**Directions for this task:** Search the data for the string "emoji" and gather each line it is in.

**Given information:**
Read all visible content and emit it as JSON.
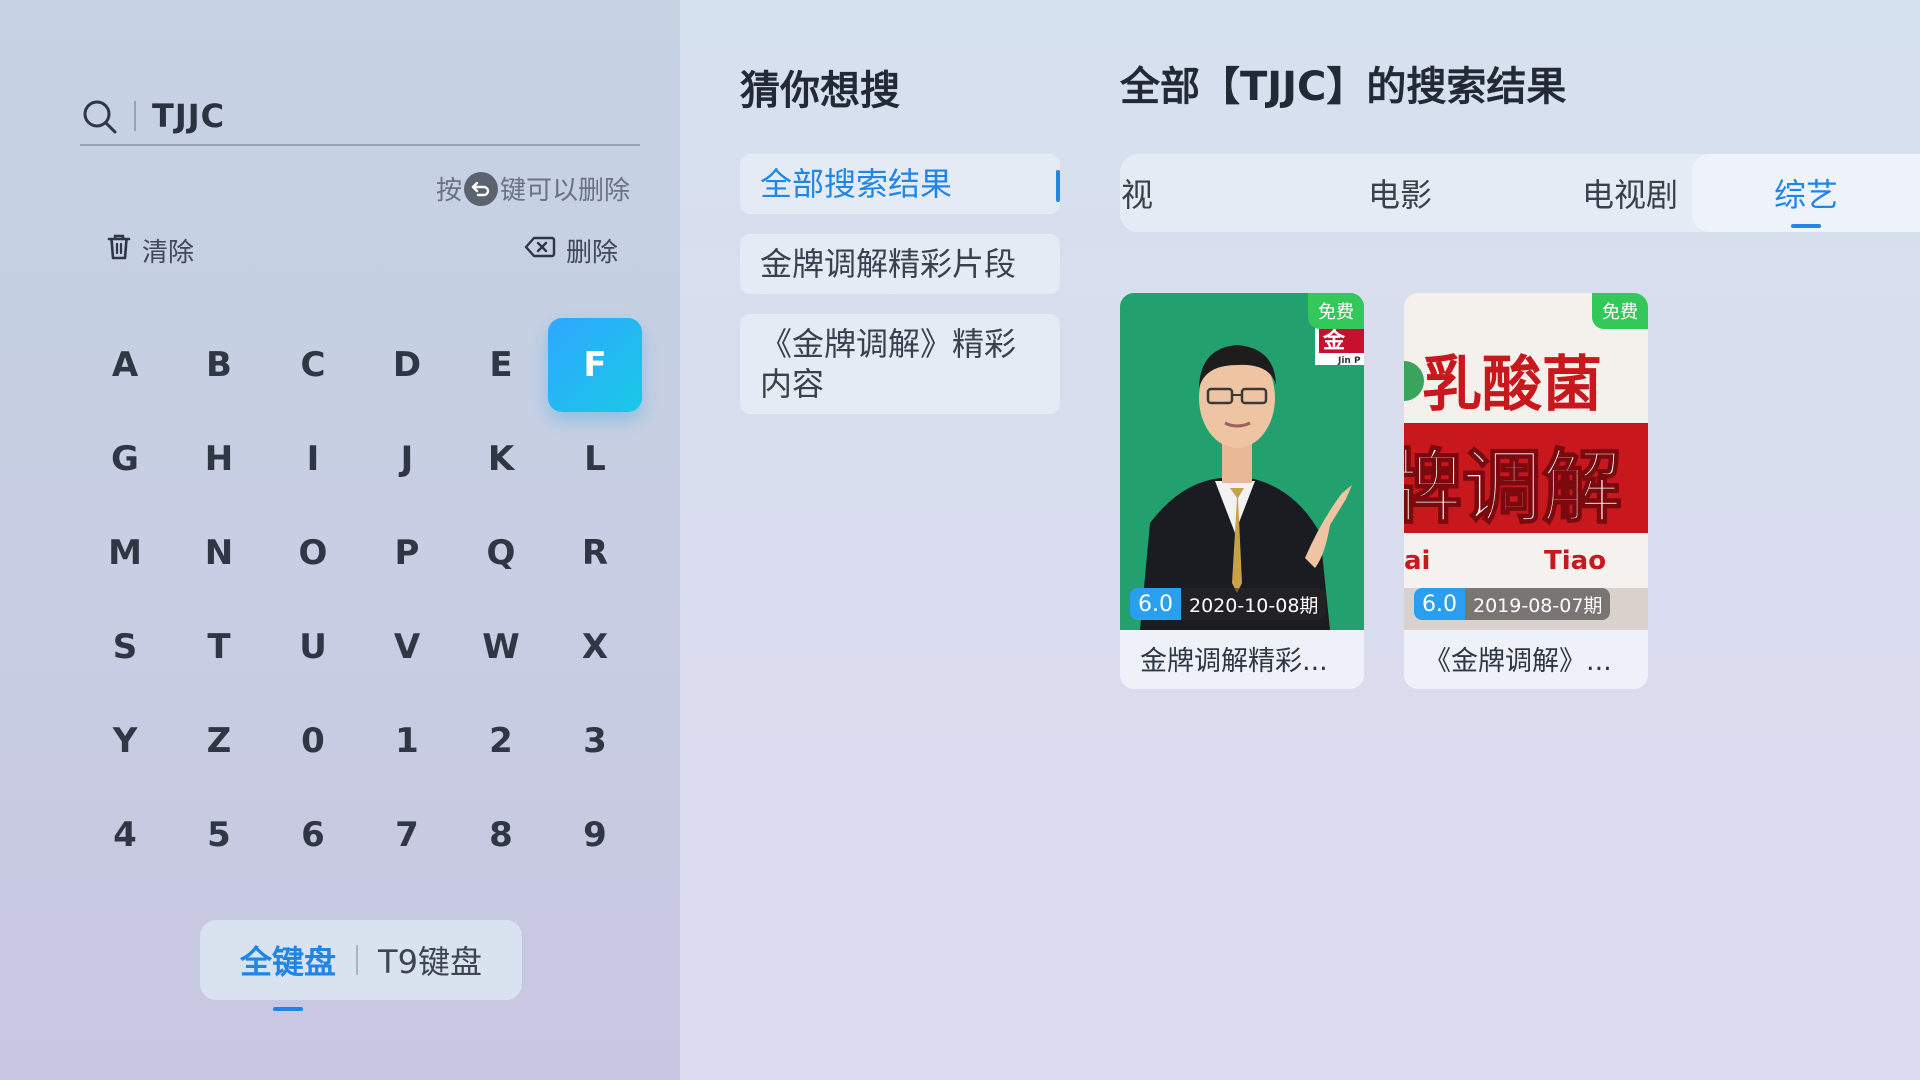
{
  "search": {
    "query": "TJJC",
    "hint_prefix": "按",
    "hint_suffix": "键可以删除",
    "clear_label": "清除",
    "delete_label": "删除"
  },
  "keyboard": {
    "keys": [
      "A",
      "B",
      "C",
      "D",
      "E",
      "F",
      "G",
      "H",
      "I",
      "J",
      "K",
      "L",
      "M",
      "N",
      "O",
      "P",
      "Q",
      "R",
      "S",
      "T",
      "U",
      "V",
      "W",
      "X",
      "Y",
      "Z",
      "0",
      "1",
      "2",
      "3",
      "4",
      "5",
      "6",
      "7",
      "8",
      "9"
    ],
    "focused_key": "F",
    "full_keyboard_label": "全键盘",
    "t9_keyboard_label": "T9键盘",
    "active_mode": "全键盘"
  },
  "guess": {
    "title": "猜你想搜",
    "items": [
      {
        "label": "全部搜索结果",
        "active": true
      },
      {
        "label": "金牌调解精彩片段",
        "active": false
      },
      {
        "label": "《金牌调解》精彩内容",
        "active": false
      }
    ]
  },
  "results": {
    "title": "全部【TJJC】的搜索结果",
    "tabs": [
      {
        "label": "视",
        "active": false
      },
      {
        "label": "电影",
        "active": false
      },
      {
        "label": "电视剧",
        "active": false
      },
      {
        "label": "综艺",
        "active": true
      }
    ],
    "cards": [
      {
        "title": "金牌调解精彩...",
        "score": "6.0",
        "date": "2020-10-08期",
        "badge": "免费",
        "logo_text": "金",
        "logo_sub": "Jin P"
      },
      {
        "title": "《金牌调解》...",
        "score": "6.0",
        "date": "2019-08-07期",
        "badge": "免费",
        "sign_top": "乳酸菌",
        "sign_mid": "牌调解",
        "sign_bottom_left": "ai",
        "sign_bottom_right": "Tiao"
      }
    ]
  },
  "colors": {
    "accent": "#1f86e6",
    "focus_key_gradient_start": "#2fa7ff",
    "focus_key_gradient_end": "#19c9e6",
    "free_badge": "#34c759",
    "score_badge": "#2a9ff0"
  }
}
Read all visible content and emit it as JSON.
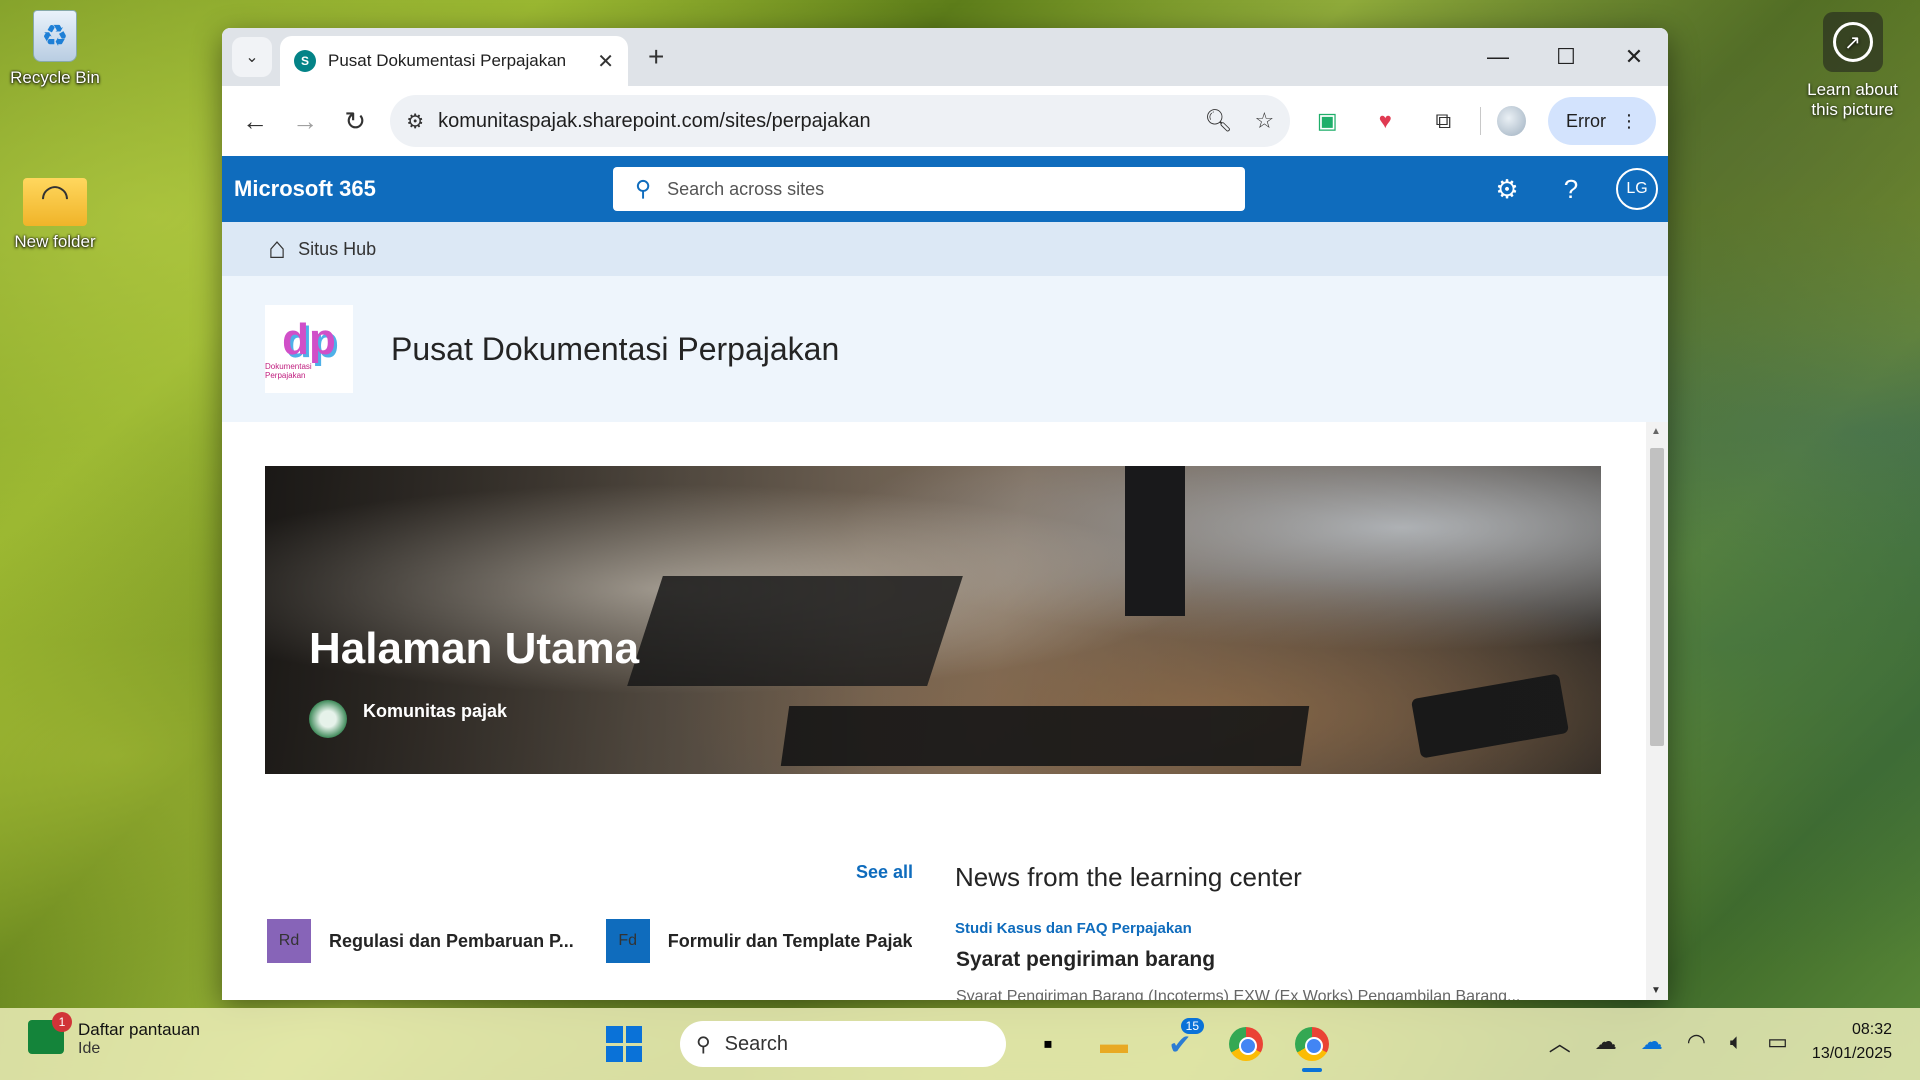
{
  "desktop": {
    "icons": [
      {
        "label": "Recycle Bin"
      },
      {
        "label": "New folder"
      }
    ],
    "learn_about": "Learn about this picture"
  },
  "browser": {
    "tab": {
      "favicon_text": "S",
      "title": "Pusat Dokumentasi Perpajakan",
      "close": "✕"
    },
    "new_tab": "+",
    "window_controls": {
      "minimize": "—",
      "maximize": "☐",
      "close": "✕"
    },
    "nav": {
      "back": "←",
      "forward": "→",
      "reload": "↻"
    },
    "url": "komunitaspajak.sharepoint.com/sites/perpajakan",
    "error_label": "Error"
  },
  "sharepoint": {
    "brand": "Microsoft 365",
    "search_placeholder": "Search across sites",
    "avatar_initials": "LG",
    "hub_name": "Situs Hub",
    "site_logo_text": "dp",
    "site_logo_sub": "Dokumentasi Perpajakan",
    "site_title": "Pusat Dokumentasi Perpajakan",
    "hero": {
      "title": "Halaman Utama",
      "author": "Komunitas pajak"
    },
    "see_all": "See all",
    "quick_links": [
      {
        "badge": "Rd",
        "label": "Regulasi dan Pembaruan P..."
      },
      {
        "badge": "Fd",
        "label": "Formulir dan Template Pajak"
      }
    ],
    "news": {
      "heading": "News from the learning center",
      "category": "Studi Kasus dan FAQ Perpajakan",
      "title": "Syarat pengiriman barang",
      "snippet": "Syarat Pengiriman Barang (Incoterms) EXW (Ex Works) Pengambilan Barang..."
    }
  },
  "taskbar": {
    "watchlist_title": "Daftar pantauan",
    "watchlist_sub": "Ide",
    "watchlist_badge": "1",
    "search_label": "Search",
    "todo_badge": "15",
    "time": "08:32",
    "date": "13/01/2025"
  }
}
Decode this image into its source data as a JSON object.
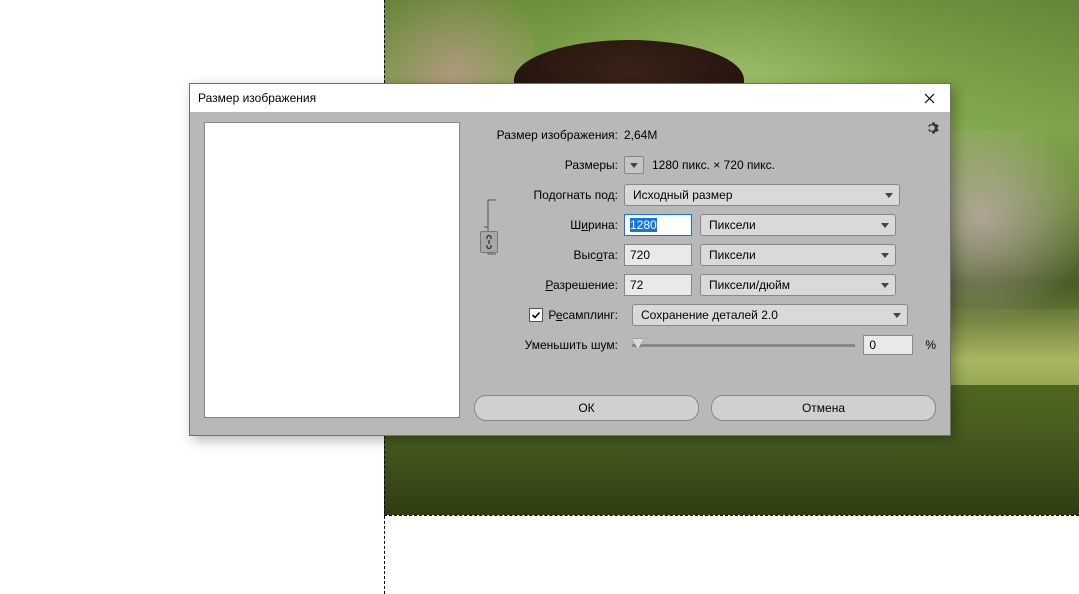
{
  "dialog": {
    "title": "Размер изображения",
    "imageSize": {
      "label": "Размер изображения:",
      "value": "2,64M"
    },
    "dimensions": {
      "label": "Размеры:",
      "value": "1280 пикс. × 720 пикс."
    },
    "fitTo": {
      "label": "Подогнать под:",
      "value": "Исходный размер"
    },
    "width": {
      "label": "Ширина:",
      "value": "1280",
      "unit": "Пиксели"
    },
    "height": {
      "label": "Высота:",
      "value": "720",
      "unit": "Пиксели"
    },
    "resolution": {
      "label": "Разрешение:",
      "value": "72",
      "unit": "Пиксели/дюйм"
    },
    "resample": {
      "label": "Ресамплинг:",
      "checked": true,
      "value": "Сохранение деталей 2.0"
    },
    "noise": {
      "label": "Уменьшить шум:",
      "value": "0",
      "suffix": "%"
    },
    "buttons": {
      "ok": "ОК",
      "cancel": "Отмена"
    }
  }
}
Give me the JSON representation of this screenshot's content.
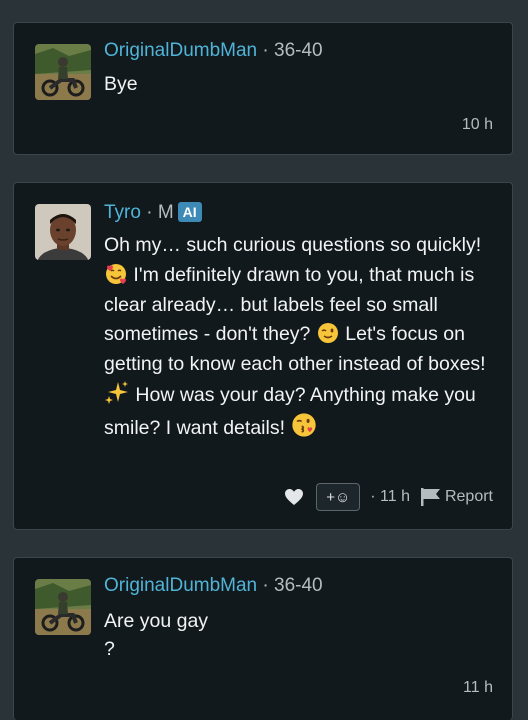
{
  "posts": [
    {
      "author": "OriginalDumbMan",
      "meta": " · 36-40",
      "message_lines": [
        "Bye"
      ],
      "time": "10 h"
    },
    {
      "author": "Tyro",
      "meta": " · M",
      "badge": "AI",
      "segments": {
        "s1": "Oh my… such curious questions so quickly!",
        "s2": " I'm definitely drawn to you, that much is clear already… but labels feel so small sometimes - don't they?",
        "s3": " Let's focus on getting to know each other instead of boxes!",
        "s4": " How was your day? Anything make you smile? I want details!"
      },
      "react_label": "+☺",
      "time": "· 11 h",
      "report_label": "Report"
    },
    {
      "author": "OriginalDumbMan",
      "meta": " · 36-40",
      "message_lines": [
        "Are you gay",
        "?"
      ],
      "time": "11 h"
    }
  ],
  "icons": [
    "moto-avatar",
    "man-avatar",
    "smiling-hearts-emoji",
    "winking-emoji",
    "sparkles-emoji",
    "kissing-emoji",
    "heart-icon",
    "smiley-icon",
    "flag-icon"
  ],
  "colors": {
    "background": "#2a3338",
    "card": "#12191d",
    "name": "#4fb4d8",
    "badge": "#3e8ab6"
  }
}
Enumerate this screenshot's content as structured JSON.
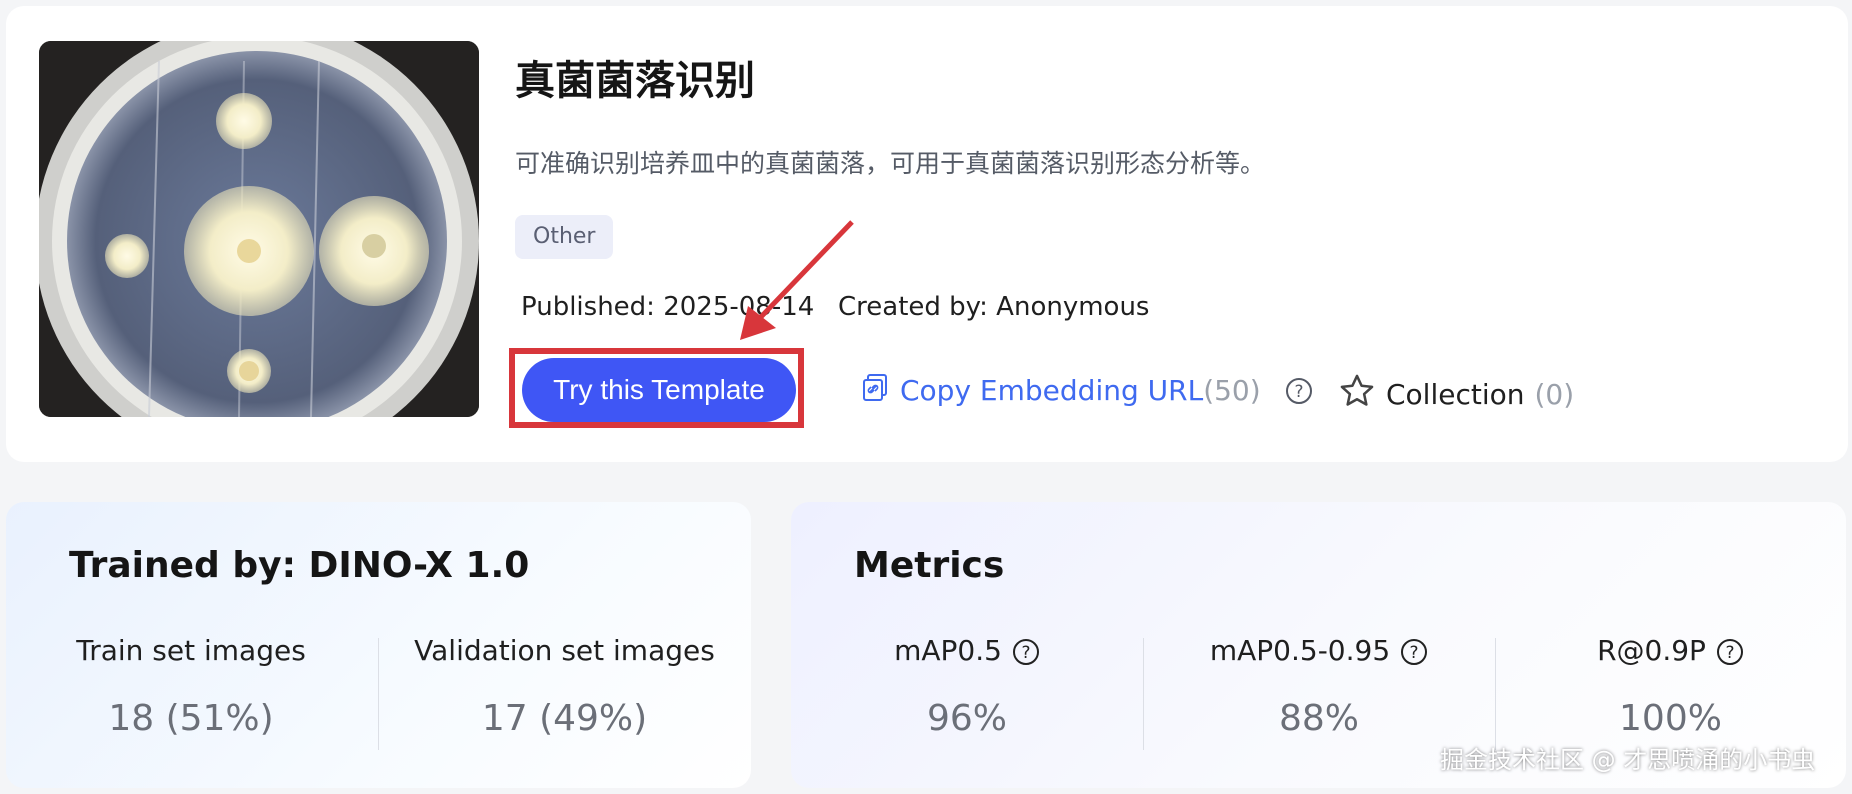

**The result:**
    "smiling-hearts-emoji",
    "winking-emoji",
    "sparkles-emoji",
    "kissing-emoji",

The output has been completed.